SET EXERCISE =
Every line that includes the word "type" is to be listed.

━━━━━━

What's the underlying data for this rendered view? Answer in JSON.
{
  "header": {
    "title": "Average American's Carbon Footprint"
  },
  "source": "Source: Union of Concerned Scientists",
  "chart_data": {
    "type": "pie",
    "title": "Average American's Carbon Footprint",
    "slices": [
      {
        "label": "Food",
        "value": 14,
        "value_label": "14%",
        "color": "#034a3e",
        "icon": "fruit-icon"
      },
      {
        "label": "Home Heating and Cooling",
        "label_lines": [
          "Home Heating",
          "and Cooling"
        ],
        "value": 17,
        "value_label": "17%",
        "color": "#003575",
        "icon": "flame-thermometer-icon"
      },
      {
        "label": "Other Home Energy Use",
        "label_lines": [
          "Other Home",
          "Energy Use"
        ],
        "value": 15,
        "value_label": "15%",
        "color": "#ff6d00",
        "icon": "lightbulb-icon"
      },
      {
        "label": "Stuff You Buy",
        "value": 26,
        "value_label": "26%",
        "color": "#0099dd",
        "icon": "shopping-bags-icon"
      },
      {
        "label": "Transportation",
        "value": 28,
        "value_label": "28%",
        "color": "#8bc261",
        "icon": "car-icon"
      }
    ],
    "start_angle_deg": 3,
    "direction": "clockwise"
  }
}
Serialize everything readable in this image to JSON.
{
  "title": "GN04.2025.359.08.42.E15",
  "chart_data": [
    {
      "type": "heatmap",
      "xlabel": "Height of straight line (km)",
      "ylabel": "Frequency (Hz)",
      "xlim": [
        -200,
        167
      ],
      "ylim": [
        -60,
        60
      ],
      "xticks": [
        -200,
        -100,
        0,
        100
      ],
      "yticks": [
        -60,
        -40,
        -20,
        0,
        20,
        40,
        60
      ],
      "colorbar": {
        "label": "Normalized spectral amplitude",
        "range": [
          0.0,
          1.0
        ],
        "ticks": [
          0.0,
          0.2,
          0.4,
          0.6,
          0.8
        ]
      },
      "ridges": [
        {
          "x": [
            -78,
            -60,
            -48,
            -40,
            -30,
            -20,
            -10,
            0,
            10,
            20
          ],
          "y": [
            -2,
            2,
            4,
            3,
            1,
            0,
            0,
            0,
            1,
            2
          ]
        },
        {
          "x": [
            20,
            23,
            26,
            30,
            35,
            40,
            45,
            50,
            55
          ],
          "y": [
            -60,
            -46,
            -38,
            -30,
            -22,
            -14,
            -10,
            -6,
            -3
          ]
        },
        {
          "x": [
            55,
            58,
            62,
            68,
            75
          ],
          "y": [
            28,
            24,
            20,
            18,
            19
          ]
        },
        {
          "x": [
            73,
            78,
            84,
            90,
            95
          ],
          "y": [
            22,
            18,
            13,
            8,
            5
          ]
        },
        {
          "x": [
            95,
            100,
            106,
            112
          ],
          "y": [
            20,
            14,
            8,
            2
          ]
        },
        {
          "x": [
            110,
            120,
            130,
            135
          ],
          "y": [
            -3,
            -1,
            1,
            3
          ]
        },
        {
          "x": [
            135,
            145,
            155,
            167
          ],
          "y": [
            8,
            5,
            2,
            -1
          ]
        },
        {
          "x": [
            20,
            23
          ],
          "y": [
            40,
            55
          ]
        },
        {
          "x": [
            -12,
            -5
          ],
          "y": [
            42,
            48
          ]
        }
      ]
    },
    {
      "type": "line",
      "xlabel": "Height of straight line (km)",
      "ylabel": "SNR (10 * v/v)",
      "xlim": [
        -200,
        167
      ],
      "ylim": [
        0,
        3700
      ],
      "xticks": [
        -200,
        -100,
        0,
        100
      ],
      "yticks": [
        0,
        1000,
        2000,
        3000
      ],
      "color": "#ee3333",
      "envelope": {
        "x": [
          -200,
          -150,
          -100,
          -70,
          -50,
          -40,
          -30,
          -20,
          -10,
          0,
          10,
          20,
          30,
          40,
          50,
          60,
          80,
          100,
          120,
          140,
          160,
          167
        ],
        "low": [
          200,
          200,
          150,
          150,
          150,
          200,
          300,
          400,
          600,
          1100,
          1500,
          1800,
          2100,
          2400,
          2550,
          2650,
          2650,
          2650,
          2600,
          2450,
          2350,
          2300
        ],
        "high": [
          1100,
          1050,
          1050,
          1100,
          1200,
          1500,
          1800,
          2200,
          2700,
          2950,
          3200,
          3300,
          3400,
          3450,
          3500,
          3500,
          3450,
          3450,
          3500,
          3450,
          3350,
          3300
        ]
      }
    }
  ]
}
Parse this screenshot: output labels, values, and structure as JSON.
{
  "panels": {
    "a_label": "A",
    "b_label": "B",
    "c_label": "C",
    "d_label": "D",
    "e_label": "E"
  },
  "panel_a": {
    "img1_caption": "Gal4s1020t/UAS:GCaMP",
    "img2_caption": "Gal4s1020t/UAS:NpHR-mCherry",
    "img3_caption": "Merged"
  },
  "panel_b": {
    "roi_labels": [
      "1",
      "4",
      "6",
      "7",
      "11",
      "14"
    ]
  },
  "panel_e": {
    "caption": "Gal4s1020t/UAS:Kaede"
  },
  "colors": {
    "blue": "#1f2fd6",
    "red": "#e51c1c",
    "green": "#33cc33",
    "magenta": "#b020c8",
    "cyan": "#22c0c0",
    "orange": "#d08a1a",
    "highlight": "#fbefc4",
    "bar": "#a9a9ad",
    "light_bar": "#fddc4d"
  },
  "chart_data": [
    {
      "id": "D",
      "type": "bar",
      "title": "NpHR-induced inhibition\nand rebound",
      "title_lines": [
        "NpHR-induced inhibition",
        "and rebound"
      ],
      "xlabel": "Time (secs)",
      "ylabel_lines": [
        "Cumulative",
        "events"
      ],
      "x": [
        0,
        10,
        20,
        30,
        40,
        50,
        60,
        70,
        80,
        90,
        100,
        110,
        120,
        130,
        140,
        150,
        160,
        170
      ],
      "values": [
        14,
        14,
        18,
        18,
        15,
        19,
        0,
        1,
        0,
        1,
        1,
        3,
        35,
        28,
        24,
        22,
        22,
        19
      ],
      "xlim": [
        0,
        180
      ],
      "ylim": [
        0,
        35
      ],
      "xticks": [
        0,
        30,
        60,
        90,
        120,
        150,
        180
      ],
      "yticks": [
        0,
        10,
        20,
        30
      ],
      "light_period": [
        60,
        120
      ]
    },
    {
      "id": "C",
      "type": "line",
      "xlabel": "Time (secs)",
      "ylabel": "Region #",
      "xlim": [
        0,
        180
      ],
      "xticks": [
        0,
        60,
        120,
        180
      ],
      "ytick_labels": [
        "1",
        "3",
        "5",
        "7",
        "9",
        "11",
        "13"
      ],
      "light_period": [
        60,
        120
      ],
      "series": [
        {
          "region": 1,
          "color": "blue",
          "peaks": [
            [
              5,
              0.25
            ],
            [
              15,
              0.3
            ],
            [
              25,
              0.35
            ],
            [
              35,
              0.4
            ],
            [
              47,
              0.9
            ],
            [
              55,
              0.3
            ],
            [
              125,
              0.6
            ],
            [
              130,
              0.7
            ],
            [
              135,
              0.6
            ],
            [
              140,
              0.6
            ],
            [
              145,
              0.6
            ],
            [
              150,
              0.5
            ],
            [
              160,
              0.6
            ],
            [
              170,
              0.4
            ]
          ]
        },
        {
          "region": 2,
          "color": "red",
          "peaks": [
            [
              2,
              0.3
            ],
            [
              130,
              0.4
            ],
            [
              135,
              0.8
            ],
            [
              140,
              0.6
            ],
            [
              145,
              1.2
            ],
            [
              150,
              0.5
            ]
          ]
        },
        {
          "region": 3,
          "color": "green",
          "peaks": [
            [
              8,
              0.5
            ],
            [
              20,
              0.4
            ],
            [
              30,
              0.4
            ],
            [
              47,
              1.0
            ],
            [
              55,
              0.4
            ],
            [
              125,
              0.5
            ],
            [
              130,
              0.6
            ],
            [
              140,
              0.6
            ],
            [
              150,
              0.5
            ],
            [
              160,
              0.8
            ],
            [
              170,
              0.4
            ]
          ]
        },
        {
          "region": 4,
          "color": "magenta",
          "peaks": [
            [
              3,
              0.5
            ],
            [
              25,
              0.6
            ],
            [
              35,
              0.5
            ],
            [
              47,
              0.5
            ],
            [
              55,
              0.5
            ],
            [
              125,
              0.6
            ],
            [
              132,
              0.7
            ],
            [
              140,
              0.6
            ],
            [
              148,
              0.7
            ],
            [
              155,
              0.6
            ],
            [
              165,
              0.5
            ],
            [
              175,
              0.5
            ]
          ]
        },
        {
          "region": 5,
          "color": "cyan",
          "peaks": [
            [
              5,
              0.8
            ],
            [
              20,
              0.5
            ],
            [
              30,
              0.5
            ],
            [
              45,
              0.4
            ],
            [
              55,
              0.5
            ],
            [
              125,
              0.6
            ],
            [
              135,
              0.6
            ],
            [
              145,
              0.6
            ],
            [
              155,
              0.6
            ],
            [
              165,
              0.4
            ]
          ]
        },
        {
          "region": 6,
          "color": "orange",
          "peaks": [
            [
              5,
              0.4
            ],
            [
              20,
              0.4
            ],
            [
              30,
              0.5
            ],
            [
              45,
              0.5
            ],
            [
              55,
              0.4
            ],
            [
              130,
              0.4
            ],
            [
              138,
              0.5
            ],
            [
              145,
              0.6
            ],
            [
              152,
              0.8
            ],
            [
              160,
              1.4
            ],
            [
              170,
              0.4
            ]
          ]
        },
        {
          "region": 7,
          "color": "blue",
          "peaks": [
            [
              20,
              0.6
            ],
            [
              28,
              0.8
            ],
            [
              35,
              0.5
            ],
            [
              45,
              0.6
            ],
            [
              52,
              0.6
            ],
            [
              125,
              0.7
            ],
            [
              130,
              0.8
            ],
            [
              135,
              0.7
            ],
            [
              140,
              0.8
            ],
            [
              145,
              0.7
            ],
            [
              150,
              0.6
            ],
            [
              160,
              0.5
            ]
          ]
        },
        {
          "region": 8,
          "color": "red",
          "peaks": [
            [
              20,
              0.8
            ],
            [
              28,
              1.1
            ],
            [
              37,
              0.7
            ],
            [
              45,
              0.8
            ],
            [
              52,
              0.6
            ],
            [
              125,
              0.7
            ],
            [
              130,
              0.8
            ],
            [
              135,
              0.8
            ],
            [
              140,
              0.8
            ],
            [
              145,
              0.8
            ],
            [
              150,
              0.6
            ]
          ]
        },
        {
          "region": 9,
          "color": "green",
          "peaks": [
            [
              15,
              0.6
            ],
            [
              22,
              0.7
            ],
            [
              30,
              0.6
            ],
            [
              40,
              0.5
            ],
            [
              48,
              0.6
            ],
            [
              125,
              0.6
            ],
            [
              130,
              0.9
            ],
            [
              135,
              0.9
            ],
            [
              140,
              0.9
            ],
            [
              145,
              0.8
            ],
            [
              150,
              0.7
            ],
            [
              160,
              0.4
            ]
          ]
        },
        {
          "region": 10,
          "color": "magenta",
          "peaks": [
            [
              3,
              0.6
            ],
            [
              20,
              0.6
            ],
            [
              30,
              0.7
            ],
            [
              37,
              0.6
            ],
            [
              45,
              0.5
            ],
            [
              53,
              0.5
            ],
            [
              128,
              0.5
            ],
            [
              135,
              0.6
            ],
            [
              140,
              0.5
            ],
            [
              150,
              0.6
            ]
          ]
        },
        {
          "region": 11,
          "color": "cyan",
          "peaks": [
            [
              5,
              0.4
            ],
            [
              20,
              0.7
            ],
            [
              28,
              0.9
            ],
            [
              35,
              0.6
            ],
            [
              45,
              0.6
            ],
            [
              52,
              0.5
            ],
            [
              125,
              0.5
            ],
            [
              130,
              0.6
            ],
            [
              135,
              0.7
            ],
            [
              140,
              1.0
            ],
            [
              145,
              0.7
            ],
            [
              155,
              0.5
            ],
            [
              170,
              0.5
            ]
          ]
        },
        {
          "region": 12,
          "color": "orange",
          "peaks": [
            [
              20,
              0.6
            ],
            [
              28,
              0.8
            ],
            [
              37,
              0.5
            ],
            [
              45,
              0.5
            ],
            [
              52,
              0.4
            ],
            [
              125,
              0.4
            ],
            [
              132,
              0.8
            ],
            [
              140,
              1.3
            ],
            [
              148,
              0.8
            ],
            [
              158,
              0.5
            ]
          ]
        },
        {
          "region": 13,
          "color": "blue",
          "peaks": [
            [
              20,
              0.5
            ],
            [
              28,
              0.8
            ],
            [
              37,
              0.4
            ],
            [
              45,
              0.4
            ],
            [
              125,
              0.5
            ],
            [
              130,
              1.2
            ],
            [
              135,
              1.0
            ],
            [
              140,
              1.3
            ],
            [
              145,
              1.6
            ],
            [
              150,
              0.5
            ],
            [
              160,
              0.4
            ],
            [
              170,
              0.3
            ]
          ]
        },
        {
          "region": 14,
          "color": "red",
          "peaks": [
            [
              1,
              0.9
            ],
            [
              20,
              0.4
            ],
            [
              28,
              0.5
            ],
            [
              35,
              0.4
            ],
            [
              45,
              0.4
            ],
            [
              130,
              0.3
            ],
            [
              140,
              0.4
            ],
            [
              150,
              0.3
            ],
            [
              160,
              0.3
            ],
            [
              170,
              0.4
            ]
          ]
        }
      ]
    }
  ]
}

━━━━━━

FULL OUTPUT =
    "type": "pie",
      "type": "heatmap",
      "type": "line",
      "type": "bar",
      "type": "line",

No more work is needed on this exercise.